===== RECORDS FOR THE TASK

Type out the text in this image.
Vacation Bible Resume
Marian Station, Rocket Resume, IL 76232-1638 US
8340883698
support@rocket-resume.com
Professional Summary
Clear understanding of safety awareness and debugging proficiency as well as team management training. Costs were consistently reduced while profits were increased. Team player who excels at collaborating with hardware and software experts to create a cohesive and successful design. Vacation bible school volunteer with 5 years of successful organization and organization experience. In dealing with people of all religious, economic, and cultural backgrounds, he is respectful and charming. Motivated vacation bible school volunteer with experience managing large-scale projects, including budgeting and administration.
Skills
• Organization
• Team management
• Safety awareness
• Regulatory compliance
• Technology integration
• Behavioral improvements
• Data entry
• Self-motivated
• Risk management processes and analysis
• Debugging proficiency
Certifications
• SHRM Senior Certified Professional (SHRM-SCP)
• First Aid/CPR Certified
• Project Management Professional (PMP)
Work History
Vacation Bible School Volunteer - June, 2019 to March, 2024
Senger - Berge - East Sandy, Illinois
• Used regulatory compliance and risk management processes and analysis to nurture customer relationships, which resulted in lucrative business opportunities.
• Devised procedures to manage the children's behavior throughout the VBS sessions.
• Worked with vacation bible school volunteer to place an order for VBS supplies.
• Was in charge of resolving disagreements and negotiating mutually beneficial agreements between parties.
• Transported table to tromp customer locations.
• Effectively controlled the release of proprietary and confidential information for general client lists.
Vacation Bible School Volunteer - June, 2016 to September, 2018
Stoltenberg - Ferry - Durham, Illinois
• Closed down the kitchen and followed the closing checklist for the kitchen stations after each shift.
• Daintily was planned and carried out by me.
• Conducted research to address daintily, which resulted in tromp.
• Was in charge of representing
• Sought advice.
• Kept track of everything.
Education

==========

Print every entry exactly as written.

### EXERCISE RESULT
Type out the text in this image.
Vacation Bible Resume
Marian Station, Rocket Resume, IL 76232-1638 US
8340883698
support@rocket-resume.com
Professional Summary
Clear understanding of safety awareness and debugging proficiency as well as team management training. Costs were consistently reduced while profits were increased. Team player who excels at collaborating with hardware and software experts to create a cohesive and successful design. Vacation bible school volunteer with 5 years of successful organization and organization experience. In dealing with people of all religious, economic, and cultural backgrounds, he is respectful and charming. Motivated vacation bible school volunteer with experience managing large-scale projects, including budgeting and administration.
Skills
• Organization
• Team management
• Safety awareness
• Regulatory compliance
• Technology integration
• Behavioral improvements
• Data entry
• Self-motivated
• Risk management processes and analysis
• Debugging proficiency
Certifications
• SHRM Senior Certified Professional (SHRM-SCP)
• First Aid/CPR Certified
• Project Management Professional (PMP)
Work History
Vacation Bible School Volunteer - June, 2019 to March, 2024
Senger - Berge - East Sandy, Illinois
• Used regulatory compliance and risk management processes and analysis to nurture customer relationships, which resulted in lucrative business opportunities.
• Devised procedures to manage the children's behavior throughout the VBS sessions.
• Worked with vacation bible school volunteer to place an order for VBS supplies.
• Was in charge of resolving disagreements and negotiating mutually beneficial agreements between parties.
• Transported table to tromp customer locations.
• Effectively controlled the release of proprietary and confidential information for general client lists.
Vacation Bible School Volunteer - June, 2016 to September, 2018
Stoltenberg - Ferry - Durham, Illinois
• Closed down the kitchen and followed the closing checklist for the kitchen stations after each shift.
• Daintily was planned and carried out by me.
• Conducted research to address daintily, which resulted in tromp.
• Was in charge of representing
• Sought advice.
• Kept track of everything.
Education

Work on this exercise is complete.